**Given data**
===============
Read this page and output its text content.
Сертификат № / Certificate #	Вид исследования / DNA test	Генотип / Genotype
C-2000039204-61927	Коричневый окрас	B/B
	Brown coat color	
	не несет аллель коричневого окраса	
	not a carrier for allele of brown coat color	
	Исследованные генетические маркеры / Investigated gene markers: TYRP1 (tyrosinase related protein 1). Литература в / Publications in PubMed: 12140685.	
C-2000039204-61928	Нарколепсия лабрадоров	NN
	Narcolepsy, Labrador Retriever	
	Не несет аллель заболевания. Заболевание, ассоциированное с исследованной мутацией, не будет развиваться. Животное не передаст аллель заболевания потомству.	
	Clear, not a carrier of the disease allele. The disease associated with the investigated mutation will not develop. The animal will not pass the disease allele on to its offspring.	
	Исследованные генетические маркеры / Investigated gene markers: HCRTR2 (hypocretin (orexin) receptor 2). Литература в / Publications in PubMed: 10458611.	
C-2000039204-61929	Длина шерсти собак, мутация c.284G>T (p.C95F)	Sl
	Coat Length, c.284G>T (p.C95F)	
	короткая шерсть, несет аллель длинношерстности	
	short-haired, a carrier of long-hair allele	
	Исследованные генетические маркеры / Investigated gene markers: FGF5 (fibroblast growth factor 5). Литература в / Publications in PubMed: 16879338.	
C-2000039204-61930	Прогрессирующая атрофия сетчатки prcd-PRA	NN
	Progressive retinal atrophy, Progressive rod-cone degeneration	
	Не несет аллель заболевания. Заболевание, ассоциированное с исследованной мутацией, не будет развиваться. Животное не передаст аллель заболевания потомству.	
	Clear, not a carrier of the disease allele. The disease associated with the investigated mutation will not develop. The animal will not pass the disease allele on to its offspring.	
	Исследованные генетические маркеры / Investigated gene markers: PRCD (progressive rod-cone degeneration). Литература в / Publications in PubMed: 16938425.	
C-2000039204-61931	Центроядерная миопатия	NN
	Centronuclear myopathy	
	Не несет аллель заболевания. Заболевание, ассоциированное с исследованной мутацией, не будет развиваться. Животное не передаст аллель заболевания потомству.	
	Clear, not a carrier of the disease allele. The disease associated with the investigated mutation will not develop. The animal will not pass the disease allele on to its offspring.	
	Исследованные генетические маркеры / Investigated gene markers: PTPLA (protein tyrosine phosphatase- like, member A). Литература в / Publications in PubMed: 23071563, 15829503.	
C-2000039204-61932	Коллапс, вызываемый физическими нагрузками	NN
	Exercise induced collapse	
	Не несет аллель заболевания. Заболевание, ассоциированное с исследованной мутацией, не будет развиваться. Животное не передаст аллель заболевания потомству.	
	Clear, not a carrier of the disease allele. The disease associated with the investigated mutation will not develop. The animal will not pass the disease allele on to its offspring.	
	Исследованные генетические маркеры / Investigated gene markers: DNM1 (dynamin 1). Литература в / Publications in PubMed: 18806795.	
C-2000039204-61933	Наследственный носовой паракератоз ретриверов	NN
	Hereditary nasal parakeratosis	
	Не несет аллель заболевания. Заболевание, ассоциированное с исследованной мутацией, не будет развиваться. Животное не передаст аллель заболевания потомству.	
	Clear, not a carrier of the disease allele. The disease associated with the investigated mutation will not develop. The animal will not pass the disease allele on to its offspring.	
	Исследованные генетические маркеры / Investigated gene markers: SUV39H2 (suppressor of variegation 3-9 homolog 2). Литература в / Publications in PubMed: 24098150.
===============
**The task**
This exercise asks for every line of the records to be repeated exactly.

**Task response**
Read this page and output its text content.
Сертификат № / Certificate #	Вид исследования / DNA test	Генотип / Genotype
C-2000039204-61927	Коричневый окрас	B/B
	Brown coat color	
	не несет аллель коричневого окраса	
	not a carrier for allele of brown coat color	
	Исследованные генетические маркеры / Investigated gene markers: TYRP1 (tyrosinase related protein 1). Литература в / Publications in PubMed: 12140685.	
C-2000039204-61928	Нарколепсия лабрадоров	NN
	Narcolepsy, Labrador Retriever	
	Не несет аллель заболевания. Заболевание, ассоциированное с исследованной мутацией, не будет развиваться. Животное не передаст аллель заболевания потомству.	
	Clear, not a carrier of the disease allele. The disease associated with the investigated mutation will not develop. The animal will not pass the disease allele on to its offspring.	
	Исследованные генетические маркеры / Investigated gene markers: HCRTR2 (hypocretin (orexin) receptor 2). Литература в / Publications in PubMed: 10458611.	
C-2000039204-61929	Длина шерсти собак, мутация c.284G>T (p.C95F)	Sl
	Coat Length, c.284G>T (p.C95F)	
	короткая шерсть, несет аллель длинношерстности	
	short-haired, a carrier of long-hair allele	
	Исследованные генетические маркеры / Investigated gene markers: FGF5 (fibroblast growth factor 5). Литература в / Publications in PubMed: 16879338.	
C-2000039204-61930	Прогрессирующая атрофия сетчатки prcd-PRA	NN
	Progressive retinal atrophy, Progressive rod-cone degeneration	
	Не несет аллель заболевания. Заболевание, ассоциированное с исследованной мутацией, не будет развиваться. Животное не передаст аллель заболевания потомству.	
	Clear, not a carrier of the disease allele. The disease associated with the investigated mutation will not develop. The animal will not pass the disease allele on to its offspring.	
	Исследованные генетические маркеры / Investigated gene markers: PRCD (progressive rod-cone degeneration). Литература в / Publications in PubMed: 16938425.	
C-2000039204-61931	Центроядерная миопатия	NN
	Centronuclear myopathy	
	Не несет аллель заболевания. Заболевание, ассоциированное с исследованной мутацией, не будет развиваться. Животное не передаст аллель заболевания потомству.	
	Clear, not a carrier of the disease allele. The disease associated with the investigated mutation will not develop. The animal will not pass the disease allele on to its offspring.	
	Исследованные генетические маркеры / Investigated gene markers: PTPLA (protein tyrosine phosphatase- like, member A). Литература в / Publications in PubMed: 23071563, 15829503.	
C-2000039204-61932	Коллапс, вызываемый физическими нагрузками	NN
	Exercise induced collapse	
	Не несет аллель заболевания. Заболевание, ассоциированное с исследованной мутацией, не будет развиваться. Животное не передаст аллель заболевания потомству.	
	Clear, not a carrier of the disease allele. The disease associated with the investigated mutation will not develop. The animal will not pass the disease allele on to its offspring.	
	Исследованные генетические маркеры / Investigated gene markers: DNM1 (dynamin 1). Литература в / Publications in PubMed: 18806795.	
C-2000039204-61933	Наследственный носовой паракератоз ретриверов	NN
	Hereditary nasal parakeratosis	
	Не несет аллель заболевания. Заболевание, ассоциированное с исследованной мутацией, не будет развиваться. Животное не передаст аллель заболевания потомству.	
	Clear, not a carrier of the disease allele. The disease associated with the investigated mutation will not develop. The animal will not pass the disease allele on to its offspring.	
	Исследованные генетические маркеры / Investigated gene markers: SUV39H2 (suppressor of variegation 3-9 homolog 2). Литература в / Publications in PubMed: 24098150.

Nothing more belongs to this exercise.